[Recorded data]
###

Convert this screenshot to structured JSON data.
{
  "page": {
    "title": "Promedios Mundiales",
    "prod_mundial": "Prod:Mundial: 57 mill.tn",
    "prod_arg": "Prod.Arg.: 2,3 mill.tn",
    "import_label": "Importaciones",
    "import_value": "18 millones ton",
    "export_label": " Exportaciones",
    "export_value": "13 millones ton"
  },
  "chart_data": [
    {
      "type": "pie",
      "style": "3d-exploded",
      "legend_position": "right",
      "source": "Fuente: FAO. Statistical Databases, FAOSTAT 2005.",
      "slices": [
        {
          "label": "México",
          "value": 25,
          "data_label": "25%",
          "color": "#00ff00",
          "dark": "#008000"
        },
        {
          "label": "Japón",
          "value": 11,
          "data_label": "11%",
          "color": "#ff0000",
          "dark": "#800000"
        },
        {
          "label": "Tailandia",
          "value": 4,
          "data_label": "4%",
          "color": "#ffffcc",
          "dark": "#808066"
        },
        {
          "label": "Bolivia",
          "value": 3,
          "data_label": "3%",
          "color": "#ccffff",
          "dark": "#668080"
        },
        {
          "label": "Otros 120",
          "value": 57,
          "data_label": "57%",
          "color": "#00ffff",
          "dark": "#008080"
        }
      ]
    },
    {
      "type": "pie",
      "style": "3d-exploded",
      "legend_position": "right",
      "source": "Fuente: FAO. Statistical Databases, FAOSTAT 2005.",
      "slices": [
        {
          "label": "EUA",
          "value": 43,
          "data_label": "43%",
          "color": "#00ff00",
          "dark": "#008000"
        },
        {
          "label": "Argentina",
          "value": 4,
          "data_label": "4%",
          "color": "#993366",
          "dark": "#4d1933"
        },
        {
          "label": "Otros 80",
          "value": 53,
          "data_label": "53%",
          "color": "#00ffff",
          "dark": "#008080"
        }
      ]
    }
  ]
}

###

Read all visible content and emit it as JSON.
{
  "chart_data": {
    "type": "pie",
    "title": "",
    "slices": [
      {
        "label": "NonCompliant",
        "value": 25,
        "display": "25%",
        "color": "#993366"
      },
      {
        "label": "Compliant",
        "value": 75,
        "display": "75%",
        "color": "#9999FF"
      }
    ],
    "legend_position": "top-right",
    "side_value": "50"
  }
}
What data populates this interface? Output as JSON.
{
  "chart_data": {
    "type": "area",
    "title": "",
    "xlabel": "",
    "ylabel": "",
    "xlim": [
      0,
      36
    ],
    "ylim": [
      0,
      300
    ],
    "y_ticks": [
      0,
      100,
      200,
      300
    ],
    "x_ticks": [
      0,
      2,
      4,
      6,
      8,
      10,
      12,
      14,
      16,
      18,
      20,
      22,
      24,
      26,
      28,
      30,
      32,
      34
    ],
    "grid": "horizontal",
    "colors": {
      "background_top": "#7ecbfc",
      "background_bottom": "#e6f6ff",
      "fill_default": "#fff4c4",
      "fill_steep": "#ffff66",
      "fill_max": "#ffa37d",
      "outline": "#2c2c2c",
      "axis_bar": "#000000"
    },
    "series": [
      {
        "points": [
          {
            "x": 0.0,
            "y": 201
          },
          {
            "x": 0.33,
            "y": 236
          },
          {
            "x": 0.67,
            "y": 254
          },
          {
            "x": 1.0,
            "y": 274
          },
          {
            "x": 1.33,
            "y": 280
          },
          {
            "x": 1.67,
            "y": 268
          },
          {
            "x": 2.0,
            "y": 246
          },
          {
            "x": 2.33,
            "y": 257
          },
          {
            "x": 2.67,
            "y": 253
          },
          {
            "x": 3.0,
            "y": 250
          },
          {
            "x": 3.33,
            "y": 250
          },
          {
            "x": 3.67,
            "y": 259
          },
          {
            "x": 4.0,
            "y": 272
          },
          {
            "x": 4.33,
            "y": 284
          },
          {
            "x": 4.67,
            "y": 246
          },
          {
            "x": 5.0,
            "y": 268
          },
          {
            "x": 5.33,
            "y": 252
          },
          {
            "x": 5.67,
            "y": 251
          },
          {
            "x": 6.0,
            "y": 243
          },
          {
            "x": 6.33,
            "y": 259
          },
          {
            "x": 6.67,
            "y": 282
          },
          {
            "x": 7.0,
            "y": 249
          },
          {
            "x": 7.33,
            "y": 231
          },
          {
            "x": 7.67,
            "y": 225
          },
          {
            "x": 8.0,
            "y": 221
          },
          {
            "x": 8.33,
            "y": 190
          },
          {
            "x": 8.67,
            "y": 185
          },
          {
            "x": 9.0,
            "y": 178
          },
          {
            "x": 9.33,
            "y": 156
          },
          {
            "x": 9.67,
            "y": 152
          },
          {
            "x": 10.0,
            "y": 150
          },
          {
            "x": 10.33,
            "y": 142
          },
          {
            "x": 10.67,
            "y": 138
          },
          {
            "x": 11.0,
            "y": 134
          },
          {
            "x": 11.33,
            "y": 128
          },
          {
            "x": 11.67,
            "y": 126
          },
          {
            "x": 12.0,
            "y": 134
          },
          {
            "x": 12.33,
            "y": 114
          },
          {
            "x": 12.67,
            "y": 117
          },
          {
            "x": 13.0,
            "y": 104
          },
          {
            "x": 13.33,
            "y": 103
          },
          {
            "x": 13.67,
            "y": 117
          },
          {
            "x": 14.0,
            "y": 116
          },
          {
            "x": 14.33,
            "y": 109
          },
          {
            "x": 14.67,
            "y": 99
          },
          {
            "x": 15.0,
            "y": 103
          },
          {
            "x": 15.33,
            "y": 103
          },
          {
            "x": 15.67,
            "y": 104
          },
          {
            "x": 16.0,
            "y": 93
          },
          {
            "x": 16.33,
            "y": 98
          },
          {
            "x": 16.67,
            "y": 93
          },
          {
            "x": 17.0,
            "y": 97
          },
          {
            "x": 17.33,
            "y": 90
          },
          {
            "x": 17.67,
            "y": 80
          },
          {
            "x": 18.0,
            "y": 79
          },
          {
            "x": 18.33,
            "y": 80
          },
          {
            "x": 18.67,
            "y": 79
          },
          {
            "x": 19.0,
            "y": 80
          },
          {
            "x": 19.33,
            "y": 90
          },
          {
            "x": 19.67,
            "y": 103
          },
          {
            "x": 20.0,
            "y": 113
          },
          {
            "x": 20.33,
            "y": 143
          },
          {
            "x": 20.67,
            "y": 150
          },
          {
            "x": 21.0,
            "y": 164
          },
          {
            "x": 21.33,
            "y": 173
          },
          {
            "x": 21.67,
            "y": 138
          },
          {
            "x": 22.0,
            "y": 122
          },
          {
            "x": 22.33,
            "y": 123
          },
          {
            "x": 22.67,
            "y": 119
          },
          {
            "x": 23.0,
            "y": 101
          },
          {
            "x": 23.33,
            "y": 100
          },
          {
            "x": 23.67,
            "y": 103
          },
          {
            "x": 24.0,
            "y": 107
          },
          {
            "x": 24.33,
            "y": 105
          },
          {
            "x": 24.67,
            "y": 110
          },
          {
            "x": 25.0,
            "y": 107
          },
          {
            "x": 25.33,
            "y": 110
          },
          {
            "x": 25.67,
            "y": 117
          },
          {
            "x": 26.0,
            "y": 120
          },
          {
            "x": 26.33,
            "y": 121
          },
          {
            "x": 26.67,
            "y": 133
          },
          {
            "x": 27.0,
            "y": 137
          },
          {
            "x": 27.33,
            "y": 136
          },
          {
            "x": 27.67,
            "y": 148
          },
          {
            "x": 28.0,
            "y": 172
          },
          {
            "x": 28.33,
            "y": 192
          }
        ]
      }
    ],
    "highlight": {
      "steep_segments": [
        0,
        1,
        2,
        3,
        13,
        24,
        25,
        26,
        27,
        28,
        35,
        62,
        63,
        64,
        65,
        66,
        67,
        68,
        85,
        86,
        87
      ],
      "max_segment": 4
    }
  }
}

###

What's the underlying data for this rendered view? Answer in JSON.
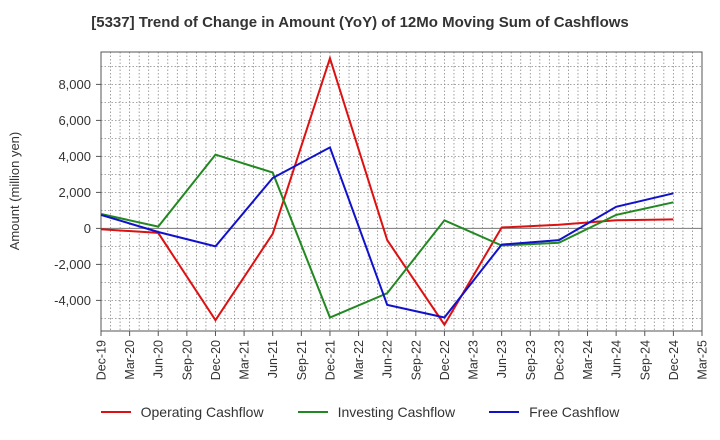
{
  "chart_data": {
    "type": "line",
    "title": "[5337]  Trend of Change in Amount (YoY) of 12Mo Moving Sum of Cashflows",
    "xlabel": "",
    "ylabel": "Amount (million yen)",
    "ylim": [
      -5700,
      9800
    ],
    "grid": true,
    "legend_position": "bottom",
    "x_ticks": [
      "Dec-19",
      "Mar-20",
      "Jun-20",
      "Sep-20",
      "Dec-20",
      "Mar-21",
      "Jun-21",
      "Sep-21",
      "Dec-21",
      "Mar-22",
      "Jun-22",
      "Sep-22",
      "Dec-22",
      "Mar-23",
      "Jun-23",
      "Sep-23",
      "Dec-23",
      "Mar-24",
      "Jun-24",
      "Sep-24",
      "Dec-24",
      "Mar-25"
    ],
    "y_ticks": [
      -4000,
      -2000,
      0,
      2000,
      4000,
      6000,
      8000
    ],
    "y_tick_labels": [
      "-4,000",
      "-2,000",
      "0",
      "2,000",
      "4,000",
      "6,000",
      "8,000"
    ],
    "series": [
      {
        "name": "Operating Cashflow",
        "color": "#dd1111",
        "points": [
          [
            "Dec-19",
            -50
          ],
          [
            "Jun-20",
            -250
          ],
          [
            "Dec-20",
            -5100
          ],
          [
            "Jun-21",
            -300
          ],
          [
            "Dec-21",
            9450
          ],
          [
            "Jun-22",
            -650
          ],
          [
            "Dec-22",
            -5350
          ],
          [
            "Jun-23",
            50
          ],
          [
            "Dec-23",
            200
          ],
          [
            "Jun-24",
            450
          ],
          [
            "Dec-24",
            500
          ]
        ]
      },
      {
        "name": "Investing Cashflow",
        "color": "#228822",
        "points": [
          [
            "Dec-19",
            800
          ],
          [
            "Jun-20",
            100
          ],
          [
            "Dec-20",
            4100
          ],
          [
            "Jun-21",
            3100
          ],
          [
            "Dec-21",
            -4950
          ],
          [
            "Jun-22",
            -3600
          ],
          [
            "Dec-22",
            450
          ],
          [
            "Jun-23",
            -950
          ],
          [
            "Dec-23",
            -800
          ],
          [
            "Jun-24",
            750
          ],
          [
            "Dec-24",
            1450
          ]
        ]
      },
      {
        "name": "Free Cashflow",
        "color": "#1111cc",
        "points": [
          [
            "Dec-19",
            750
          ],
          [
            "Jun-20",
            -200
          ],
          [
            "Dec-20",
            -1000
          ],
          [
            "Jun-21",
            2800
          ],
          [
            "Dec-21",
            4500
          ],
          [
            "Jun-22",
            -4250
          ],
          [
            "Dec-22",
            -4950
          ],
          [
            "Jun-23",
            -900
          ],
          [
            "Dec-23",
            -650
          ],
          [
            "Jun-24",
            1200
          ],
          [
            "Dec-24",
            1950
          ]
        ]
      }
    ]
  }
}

###

* Your objective
Select every line in the records above that contains the word "dark".

* Answer to the task
          "dark": "#008000"
          "dark": "#800000"
          "dark": "#808066"
          "dark": "#668080"
          "dark": "#008080"
          "dark": "#008000"
          "dark": "#4d1933"
          "dark": "#008080"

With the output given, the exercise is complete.